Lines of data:

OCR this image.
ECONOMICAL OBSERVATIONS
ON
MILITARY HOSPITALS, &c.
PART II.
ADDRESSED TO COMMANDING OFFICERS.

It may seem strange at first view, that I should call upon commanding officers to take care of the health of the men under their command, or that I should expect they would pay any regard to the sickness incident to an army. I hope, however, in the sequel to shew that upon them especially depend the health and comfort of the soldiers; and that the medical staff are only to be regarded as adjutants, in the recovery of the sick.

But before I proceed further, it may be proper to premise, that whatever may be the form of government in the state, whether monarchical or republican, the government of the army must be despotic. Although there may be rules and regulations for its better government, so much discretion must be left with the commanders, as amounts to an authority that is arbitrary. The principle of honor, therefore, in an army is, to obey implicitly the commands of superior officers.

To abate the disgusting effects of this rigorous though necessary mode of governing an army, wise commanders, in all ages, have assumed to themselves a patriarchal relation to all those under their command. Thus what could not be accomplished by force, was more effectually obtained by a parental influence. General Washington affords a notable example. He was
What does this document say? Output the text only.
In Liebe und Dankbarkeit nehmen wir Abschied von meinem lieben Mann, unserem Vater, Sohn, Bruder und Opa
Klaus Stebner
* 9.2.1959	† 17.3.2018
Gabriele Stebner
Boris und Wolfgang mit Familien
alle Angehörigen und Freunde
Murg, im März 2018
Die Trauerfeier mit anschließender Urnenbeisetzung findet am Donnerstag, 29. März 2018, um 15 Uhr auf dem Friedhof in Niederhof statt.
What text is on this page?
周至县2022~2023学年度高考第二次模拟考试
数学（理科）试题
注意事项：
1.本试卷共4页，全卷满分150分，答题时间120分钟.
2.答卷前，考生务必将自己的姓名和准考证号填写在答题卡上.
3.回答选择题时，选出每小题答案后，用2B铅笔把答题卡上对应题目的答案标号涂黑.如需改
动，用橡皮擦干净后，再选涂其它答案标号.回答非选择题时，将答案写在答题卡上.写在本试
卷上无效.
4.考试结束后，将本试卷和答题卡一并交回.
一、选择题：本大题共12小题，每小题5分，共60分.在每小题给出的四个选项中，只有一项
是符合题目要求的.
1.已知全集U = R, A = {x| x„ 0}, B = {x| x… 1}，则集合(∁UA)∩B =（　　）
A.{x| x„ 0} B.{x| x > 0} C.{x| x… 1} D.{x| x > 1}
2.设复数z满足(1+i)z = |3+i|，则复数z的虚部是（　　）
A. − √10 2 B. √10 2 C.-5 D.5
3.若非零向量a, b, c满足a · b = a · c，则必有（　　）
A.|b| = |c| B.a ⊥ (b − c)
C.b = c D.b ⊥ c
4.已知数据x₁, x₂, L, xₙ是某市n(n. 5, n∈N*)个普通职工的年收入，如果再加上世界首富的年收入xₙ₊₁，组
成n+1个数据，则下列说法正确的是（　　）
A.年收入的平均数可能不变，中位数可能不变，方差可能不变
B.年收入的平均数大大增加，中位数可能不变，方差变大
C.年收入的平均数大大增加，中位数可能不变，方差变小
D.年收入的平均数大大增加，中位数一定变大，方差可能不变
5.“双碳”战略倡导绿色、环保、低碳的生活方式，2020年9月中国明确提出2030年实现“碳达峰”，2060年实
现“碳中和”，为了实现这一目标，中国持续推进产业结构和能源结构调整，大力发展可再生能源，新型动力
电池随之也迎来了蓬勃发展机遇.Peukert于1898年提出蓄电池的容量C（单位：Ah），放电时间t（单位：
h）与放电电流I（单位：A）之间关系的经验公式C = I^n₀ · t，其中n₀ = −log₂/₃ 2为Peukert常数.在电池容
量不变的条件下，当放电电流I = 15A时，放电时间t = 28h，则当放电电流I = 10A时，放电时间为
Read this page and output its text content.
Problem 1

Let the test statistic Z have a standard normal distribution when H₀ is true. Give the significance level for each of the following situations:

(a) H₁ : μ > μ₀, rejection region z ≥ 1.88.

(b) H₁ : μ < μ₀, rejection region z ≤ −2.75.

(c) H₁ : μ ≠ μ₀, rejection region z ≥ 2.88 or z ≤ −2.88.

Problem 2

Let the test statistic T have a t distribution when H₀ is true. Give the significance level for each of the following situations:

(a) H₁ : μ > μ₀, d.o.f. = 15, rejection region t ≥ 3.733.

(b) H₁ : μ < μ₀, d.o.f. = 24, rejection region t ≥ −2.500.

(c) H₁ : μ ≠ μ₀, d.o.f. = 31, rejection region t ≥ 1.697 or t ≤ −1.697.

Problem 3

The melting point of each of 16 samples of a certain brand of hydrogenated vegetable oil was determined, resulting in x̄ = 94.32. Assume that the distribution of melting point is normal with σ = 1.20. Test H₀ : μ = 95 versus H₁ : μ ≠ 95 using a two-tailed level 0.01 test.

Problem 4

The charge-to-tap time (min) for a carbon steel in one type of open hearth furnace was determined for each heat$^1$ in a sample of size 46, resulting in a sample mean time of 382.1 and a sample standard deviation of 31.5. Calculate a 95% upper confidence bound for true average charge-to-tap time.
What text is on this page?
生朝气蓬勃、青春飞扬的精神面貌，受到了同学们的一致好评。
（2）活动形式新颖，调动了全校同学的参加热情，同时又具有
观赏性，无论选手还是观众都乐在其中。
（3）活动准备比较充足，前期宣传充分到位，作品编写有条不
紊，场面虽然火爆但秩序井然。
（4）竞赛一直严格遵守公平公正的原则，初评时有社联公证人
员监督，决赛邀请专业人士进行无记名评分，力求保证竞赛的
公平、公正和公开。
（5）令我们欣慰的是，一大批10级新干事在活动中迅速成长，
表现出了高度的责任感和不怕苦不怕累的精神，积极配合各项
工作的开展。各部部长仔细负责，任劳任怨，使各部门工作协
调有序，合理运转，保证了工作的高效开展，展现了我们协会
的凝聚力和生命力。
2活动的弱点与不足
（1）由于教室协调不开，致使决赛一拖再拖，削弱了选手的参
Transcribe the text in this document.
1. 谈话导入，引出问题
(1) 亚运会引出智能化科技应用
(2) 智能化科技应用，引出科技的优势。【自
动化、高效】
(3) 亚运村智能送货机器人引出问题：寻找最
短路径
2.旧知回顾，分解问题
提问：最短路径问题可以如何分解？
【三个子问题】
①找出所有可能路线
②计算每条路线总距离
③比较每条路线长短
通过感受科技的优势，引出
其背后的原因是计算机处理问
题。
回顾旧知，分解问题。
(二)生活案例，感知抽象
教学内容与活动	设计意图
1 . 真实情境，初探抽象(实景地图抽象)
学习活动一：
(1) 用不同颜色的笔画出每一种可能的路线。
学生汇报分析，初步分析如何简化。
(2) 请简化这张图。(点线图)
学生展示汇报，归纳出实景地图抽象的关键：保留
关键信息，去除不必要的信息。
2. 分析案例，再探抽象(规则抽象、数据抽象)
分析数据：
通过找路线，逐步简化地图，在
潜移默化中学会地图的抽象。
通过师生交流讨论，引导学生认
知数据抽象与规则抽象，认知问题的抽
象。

Short exercise. Every line above should be printed again exactly as it stands.

Exercise response.
OCR this image.
ECONOMICAL OBSERVATIONS
ON
MILITARY HOSPITALS, &c.
PART II.
ADDRESSED TO COMMANDING OFFICERS.

It may seem strange at first view, that I should call upon commanding officers to take care of the health of the men under their command, or that I should expect they would pay any regard to the sickness incident to an army. I hope, however, in the sequel to shew that upon them especially depend the health and comfort of the soldiers; and that the medical staff are only to be regarded as adjutants, in the recovery of the sick.

But before I proceed further, it may be proper to premise, that whatever may be the form of government in the state, whether monarchical or republican, the government of the army must be despotic. Although there may be rules and regulations for its better government, so much discretion must be left with the commanders, as amounts to an authority that is arbitrary. The principle of honor, therefore, in an army is, to obey implicitly the commands of superior officers.

To abate the disgusting effects of this rigorous though necessary mode of governing an army, wise commanders, in all ages, have assumed to themselves a patriarchal relation to all those under their command. Thus what could not be accomplished by force, was more effectually obtained by a parental influence. General Washington affords a notable example. He was
What does this document say? Output the text only.
In Liebe und Dankbarkeit nehmen wir Abschied von meinem lieben Mann, unserem Vater, Sohn, Bruder und Opa
Klaus Stebner
* 9.2.1959	† 17.3.2018
Gabriele Stebner
Boris und Wolfgang mit Familien
alle Angehörigen und Freunde
Murg, im März 2018
Die Trauerfeier mit anschließender Urnenbeisetzung findet am Donnerstag, 29. März 2018, um 15 Uhr auf dem Friedhof in Niederhof statt.
What text is on this page?
周至县2022~2023学年度高考第二次模拟考试
数学（理科）试题
注意事项：
1.本试卷共4页，全卷满分150分，答题时间120分钟.
2.答卷前，考生务必将自己的姓名和准考证号填写在答题卡上.
3.回答选择题时，选出每小题答案后，用2B铅笔把答题卡上对应题目的答案标号涂黑.如需改
动，用橡皮擦干净后，再选涂其它答案标号.回答非选择题时，将答案写在答题卡上.写在本试
卷上无效.
4.考试结束后，将本试卷和答题卡一并交回.
一、选择题：本大题共12小题，每小题5分，共60分.在每小题给出的四个选项中，只有一项
是符合题目要求的.
1.已知全集U = R, A = {x| x„ 0}, B = {x| x… 1}，则集合(∁UA)∩B =（　　）
A.{x| x„ 0} B.{x| x > 0} C.{x| x… 1} D.{x| x > 1}
2.设复数z满足(1+i)z = |3+i|，则复数z的虚部是（　　）
A. − √10 2 B. √10 2 C.-5 D.5
3.若非零向量a, b, c满足a · b = a · c，则必有（　　）
A.|b| = |c| B.a ⊥ (b − c)
C.b = c D.b ⊥ c
4.已知数据x₁, x₂, L, xₙ是某市n(n. 5, n∈N*)个普通职工的年收入，如果再加上世界首富的年收入xₙ₊₁，组
成n+1个数据，则下列说法正确的是（　　）
A.年收入的平均数可能不变，中位数可能不变，方差可能不变
B.年收入的平均数大大增加，中位数可能不变，方差变大
C.年收入的平均数大大增加，中位数可能不变，方差变小
D.年收入的平均数大大增加，中位数一定变大，方差可能不变
5.“双碳”战略倡导绿色、环保、低碳的生活方式，2020年9月中国明确提出2030年实现“碳达峰”，2060年实
现“碳中和”，为了实现这一目标，中国持续推进产业结构和能源结构调整，大力发展可再生能源，新型动力
电池随之也迎来了蓬勃发展机遇.Peukert于1898年提出蓄电池的容量C（单位：Ah），放电时间t（单位：
h）与放电电流I（单位：A）之间关系的经验公式C = I^n₀ · t，其中n₀ = −log₂/₃ 2为Peukert常数.在电池容
量不变的条件下，当放电电流I = 15A时，放电时间t = 28h，则当放电电流I = 10A时，放电时间为
Read this page and output its text content.
Problem 1

Let the test statistic Z have a standard normal distribution when H₀ is true. Give the significance level for each of the following situations:

(a) H₁ : μ > μ₀, rejection region z ≥ 1.88.

(b) H₁ : μ < μ₀, rejection region z ≤ −2.75.

(c) H₁ : μ ≠ μ₀, rejection region z ≥ 2.88 or z ≤ −2.88.

Problem 2

Let the test statistic T have a t distribution when H₀ is true. Give the significance level for each of the following situations:

(a) H₁ : μ > μ₀, d.o.f. = 15, rejection region t ≥ 3.733.

(b) H₁ : μ < μ₀, d.o.f. = 24, rejection region t ≥ −2.500.

(c) H₁ : μ ≠ μ₀, d.o.f. = 31, rejection region t ≥ 1.697 or t ≤ −1.697.

Problem 3

The melting point of each of 16 samples of a certain brand of hydrogenated vegetable oil was determined, resulting in x̄ = 94.32. Assume that the distribution of melting point is normal with σ = 1.20. Test H₀ : μ = 95 versus H₁ : μ ≠ 95 using a two-tailed level 0.01 test.

Problem 4

The charge-to-tap time (min) for a carbon steel in one type of open hearth furnace was determined for each heat$^1$ in a sample of size 46, resulting in a sample mean time of 382.1 and a sample standard deviation of 31.5. Calculate a 95% upper confidence bound for true average charge-to-tap time.
What text is on this page?
生朝气蓬勃、青春飞扬的精神面貌，受到了同学们的一致好评。
（2）活动形式新颖，调动了全校同学的参加热情，同时又具有
观赏性，无论选手还是观众都乐在其中。
（3）活动准备比较充足，前期宣传充分到位，作品编写有条不
紊，场面虽然火爆但秩序井然。
（4）竞赛一直严格遵守公平公正的原则，初评时有社联公证人
员监督，决赛邀请专业人士进行无记名评分，力求保证竞赛的
公平、公正和公开。
（5）令我们欣慰的是，一大批10级新干事在活动中迅速成长，
表现出了高度的责任感和不怕苦不怕累的精神，积极配合各项
工作的开展。各部部长仔细负责，任劳任怨，使各部门工作协
调有序，合理运转，保证了工作的高效开展，展现了我们协会
的凝聚力和生命力。
2活动的弱点与不足
（1）由于教室协调不开，致使决赛一拖再拖，削弱了选手的参
Transcribe the text in this document.
1. 谈话导入，引出问题
(1) 亚运会引出智能化科技应用
(2) 智能化科技应用，引出科技的优势。【自
动化、高效】
(3) 亚运村智能送货机器人引出问题：寻找最
短路径
2.旧知回顾，分解问题
提问：最短路径问题可以如何分解？
【三个子问题】
①找出所有可能路线
②计算每条路线总距离
③比较每条路线长短
通过感受科技的优势，引出
其背后的原因是计算机处理问
题。
回顾旧知，分解问题。
(二)生活案例，感知抽象
教学内容与活动	设计意图
1 . 真实情境，初探抽象(实景地图抽象)
学习活动一：
(1) 用不同颜色的笔画出每一种可能的路线。
学生汇报分析，初步分析如何简化。
(2) 请简化这张图。(点线图)
学生展示汇报，归纳出实景地图抽象的关键：保留
关键信息，去除不必要的信息。
2. 分析案例，再探抽象(规则抽象、数据抽象)
分析数据：
通过找路线，逐步简化地图，在
潜移默化中学会地图的抽象。
通过师生交流讨论，引导学生认
知数据抽象与规则抽象，认知问题的抽
象。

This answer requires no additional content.